## [TO DO]
1/ In the VLOOKUP extract, which VisiCalc function does VLOOKUP have its roots in?
2/ Please rewrite the stretch of the VLOOKUP extract from "Imagine, if you" through "where they’re from?", switching "CRM system" to "sales database".
3/ Pick up the VLOOKUP extract after its last sentence and continue it.

Be honest. Do you know how to use the VLOOKUP function in Excel? It has its roots in @LOOKUP from VisiCalc, which goes back well over 30 years – see here for a demo (and, wipe a tear, you missed “VLOOKUP WEEK 2012”).
It’s one of the more useful functions, where you can use tables of text to cross reference one another – leading some to create spreadsheets to manipulate data that might be achieved elsewhere by a database join or an IF…THEN…ELSE statement.
VLOOKUP (and her friends, HLOOKUP, LOOKUP and the other reference functions) is all very well if you have nicely constructed and controlled data – but what if you have messy text that has been entered by end users? How do you go about normalising that without boring brute force (ie ploughing through it all yourself)?
Imagine, if you will, that you have a list of a few hundred company names exported from your CRM system – let’s call them “Partners”. What if you also had many thousands of unique names from people who’ve registered at a conference? (Let’s call that “Partner Conference”). Wouldn’t it be nice to run a report which shows the team that works with each partner, who has registered and where they’re from?
If the registration tool allowed anyone to enter free text fields for the name of their company, you’ll get any number of variations, mis-spellings etc – maybe even the odd deliberate spanner. (On the McXFace front, once again, El Reg excelled itself with this headline, though has a way to go to top the best so far… or the subheading of this one, which reads like a line from a DC Thomson cartoon).
These names won’t allow VLOOKUPs as they’ll show up as all different, and therefore cross-referencing one source with the other will be difficult. So even telling Jane Smith, who manages the ACME Inc account, that these 10 people are attending the conference, is going to be hard if every one of them registered with a variation of A.C.M.E, ACME Inc, Ac-me Ltd and so on.

## [STORED RECORDS]
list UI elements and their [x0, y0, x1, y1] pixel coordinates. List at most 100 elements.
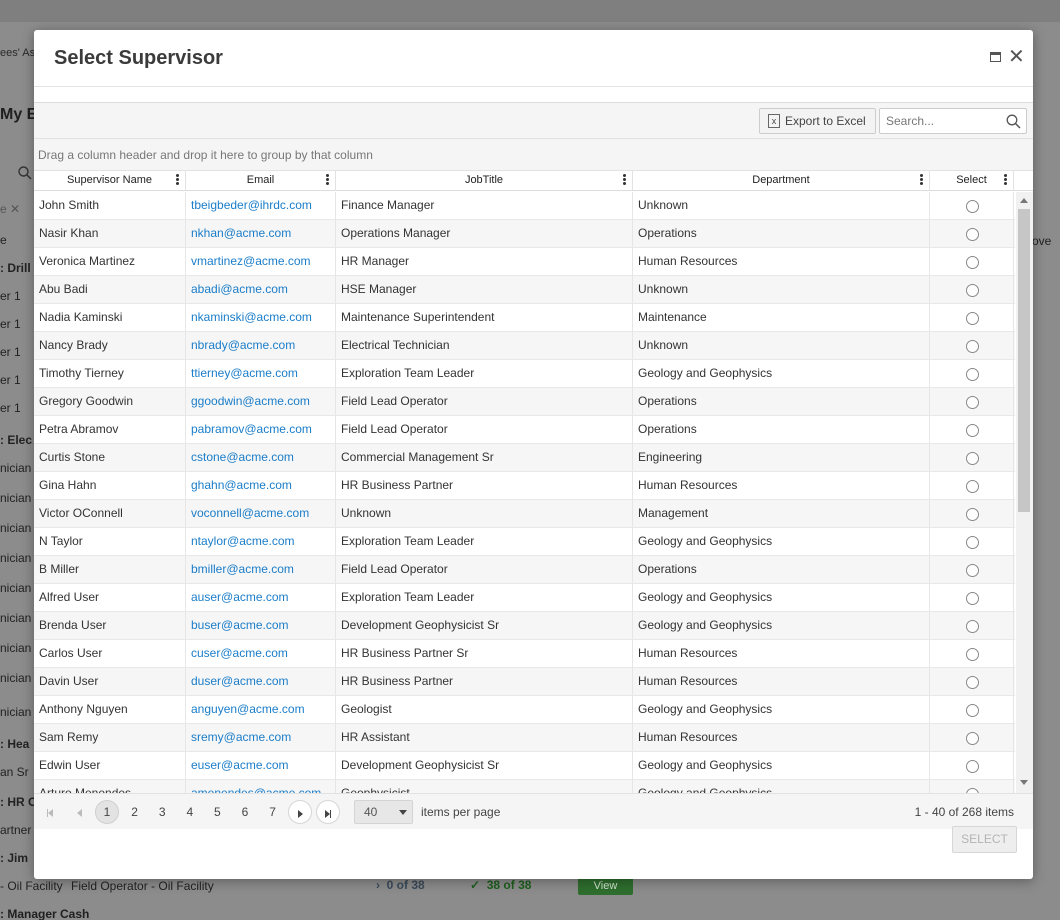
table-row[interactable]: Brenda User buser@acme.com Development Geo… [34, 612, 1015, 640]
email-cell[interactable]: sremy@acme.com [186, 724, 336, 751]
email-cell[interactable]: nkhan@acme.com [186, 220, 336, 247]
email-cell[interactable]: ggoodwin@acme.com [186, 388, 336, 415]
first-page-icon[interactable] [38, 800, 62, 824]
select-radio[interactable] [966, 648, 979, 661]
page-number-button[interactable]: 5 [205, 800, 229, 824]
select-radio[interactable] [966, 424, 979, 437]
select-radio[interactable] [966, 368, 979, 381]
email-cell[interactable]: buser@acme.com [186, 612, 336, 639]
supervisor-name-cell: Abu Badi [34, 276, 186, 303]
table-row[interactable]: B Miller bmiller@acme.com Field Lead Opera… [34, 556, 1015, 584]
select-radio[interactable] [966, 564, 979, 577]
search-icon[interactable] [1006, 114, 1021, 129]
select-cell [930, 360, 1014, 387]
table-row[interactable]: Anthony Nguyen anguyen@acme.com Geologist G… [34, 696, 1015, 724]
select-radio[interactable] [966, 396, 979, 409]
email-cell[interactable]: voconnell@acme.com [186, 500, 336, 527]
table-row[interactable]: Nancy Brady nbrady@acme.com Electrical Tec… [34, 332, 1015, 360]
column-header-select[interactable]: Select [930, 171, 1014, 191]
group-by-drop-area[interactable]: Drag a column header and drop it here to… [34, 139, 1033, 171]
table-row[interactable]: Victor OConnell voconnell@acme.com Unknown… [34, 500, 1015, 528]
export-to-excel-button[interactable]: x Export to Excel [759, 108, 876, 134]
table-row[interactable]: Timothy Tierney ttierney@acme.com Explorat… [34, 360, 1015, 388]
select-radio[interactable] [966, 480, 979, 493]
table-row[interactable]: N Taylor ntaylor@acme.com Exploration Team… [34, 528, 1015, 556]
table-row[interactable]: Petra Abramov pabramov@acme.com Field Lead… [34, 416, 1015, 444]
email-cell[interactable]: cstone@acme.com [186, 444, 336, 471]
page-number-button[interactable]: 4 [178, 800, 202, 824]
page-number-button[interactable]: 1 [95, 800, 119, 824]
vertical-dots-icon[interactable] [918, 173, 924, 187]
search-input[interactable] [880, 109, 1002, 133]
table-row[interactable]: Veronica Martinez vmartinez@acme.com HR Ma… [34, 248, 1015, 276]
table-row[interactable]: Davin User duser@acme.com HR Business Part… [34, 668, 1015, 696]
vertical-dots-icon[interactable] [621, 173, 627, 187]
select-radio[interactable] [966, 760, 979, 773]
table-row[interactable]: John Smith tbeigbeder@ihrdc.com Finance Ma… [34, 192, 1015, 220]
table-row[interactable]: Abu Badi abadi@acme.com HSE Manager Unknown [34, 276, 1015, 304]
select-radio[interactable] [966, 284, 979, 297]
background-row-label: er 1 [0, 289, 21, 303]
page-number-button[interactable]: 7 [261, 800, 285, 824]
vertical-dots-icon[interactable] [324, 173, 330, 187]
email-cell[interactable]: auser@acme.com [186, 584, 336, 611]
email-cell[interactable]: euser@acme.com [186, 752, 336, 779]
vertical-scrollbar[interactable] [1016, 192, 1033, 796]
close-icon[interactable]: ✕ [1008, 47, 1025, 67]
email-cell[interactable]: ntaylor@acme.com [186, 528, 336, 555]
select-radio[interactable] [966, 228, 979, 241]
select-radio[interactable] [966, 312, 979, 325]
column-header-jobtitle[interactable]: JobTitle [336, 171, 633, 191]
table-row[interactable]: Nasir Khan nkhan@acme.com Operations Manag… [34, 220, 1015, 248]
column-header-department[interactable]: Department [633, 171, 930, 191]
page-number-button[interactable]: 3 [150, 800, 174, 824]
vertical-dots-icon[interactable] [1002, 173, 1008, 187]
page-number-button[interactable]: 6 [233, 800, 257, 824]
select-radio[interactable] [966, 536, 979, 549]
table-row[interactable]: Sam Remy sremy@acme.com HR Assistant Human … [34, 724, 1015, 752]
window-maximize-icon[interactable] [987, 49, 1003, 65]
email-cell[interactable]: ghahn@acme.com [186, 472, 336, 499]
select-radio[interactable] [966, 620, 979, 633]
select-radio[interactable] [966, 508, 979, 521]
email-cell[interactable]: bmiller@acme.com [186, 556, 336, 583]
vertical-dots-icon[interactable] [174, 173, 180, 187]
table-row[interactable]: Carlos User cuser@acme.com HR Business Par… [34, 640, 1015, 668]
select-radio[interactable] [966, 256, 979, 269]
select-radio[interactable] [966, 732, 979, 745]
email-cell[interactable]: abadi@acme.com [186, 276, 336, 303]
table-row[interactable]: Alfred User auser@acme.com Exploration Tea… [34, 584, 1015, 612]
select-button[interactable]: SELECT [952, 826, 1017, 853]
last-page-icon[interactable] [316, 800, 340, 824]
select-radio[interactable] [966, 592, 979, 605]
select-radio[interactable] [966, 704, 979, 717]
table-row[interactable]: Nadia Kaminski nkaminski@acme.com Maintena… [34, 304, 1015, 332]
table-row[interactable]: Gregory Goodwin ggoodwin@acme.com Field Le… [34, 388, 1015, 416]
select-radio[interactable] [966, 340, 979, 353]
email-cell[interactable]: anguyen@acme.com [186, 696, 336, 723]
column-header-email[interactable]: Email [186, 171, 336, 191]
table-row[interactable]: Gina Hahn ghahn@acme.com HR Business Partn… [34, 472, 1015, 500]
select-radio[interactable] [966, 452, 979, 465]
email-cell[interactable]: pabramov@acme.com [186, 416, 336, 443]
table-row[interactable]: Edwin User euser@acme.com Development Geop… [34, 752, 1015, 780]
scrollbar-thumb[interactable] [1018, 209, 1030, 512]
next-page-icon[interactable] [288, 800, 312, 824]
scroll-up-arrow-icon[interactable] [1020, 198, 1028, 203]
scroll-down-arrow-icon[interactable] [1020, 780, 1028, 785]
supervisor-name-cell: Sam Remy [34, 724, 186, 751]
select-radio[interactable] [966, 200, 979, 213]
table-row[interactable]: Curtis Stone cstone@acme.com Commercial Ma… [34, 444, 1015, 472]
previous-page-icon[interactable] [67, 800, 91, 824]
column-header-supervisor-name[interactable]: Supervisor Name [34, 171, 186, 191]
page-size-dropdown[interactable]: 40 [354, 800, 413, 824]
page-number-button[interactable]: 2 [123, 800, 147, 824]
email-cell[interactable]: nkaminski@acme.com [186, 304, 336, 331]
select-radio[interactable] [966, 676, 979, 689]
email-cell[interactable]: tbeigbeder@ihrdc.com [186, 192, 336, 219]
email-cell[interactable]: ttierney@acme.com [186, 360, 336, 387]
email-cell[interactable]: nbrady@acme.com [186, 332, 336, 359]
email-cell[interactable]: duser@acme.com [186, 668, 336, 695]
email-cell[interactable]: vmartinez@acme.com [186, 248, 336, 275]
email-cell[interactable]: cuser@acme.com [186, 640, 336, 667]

## [RESULTS]
1/ @LOOKUP

2/
Imagine, if you will, that you have a list of a few hundred company names exported from your sales database – let’s call them “Partners”. What if you also had many thousands of unique names from people who’ve registered at a conference? (Let’s call that “Partner Conference”). Wouldn’t it be nice to run a report which shows the team that works with each partner, who has registered and where they’re from?

3/
A relatively little-known Excel addin might come to the rescue (technically described as a technology preview in the EULA, but it’s been around for a little while in its last variation, and a few more before that; so probably is not going to advance a great deal more) – the Fuzzy Lookup Add-in for Excel. Simply take two sources of data (formatted as tables), create one or more mappings between them, and run the tool to see what it comes up with.
The Fuzzy Lookup tool will add extra columns to the source table; showing the text that it thinks is the nearest match, and a score of “similarity”. The technology comes from Microsoft Research, and uses the Jaccard Similarity method of comparing sample data sets.
One technique for comparing a couple of different columns is to set conditional formatting on the Similarity column and choose colour scales for easy identification of the ones likely to be correct; or simply put a filter on that column and hide rows below an arbitrary low bar (like 0.6). Then spin down the two columns to the left and check to see if they tally up, given the human eye for spotting similarity, spelling mistakes etc. You could even add a Y/N column to the right so you can manually affirm which is right and which is not, then filter on that to confirm.
After installing the Fuzzy Lookup addin, you’ll get a fairly detailed Readme and a nicely illustrative Excel sample file showing some share price comparisons (with company names in wildly different formats being matched with eerie accuracy). It might be in preview but it could be exactly what the Excel jockey needs.
Fuzzy Duck? Ducky Fuzz! Does he?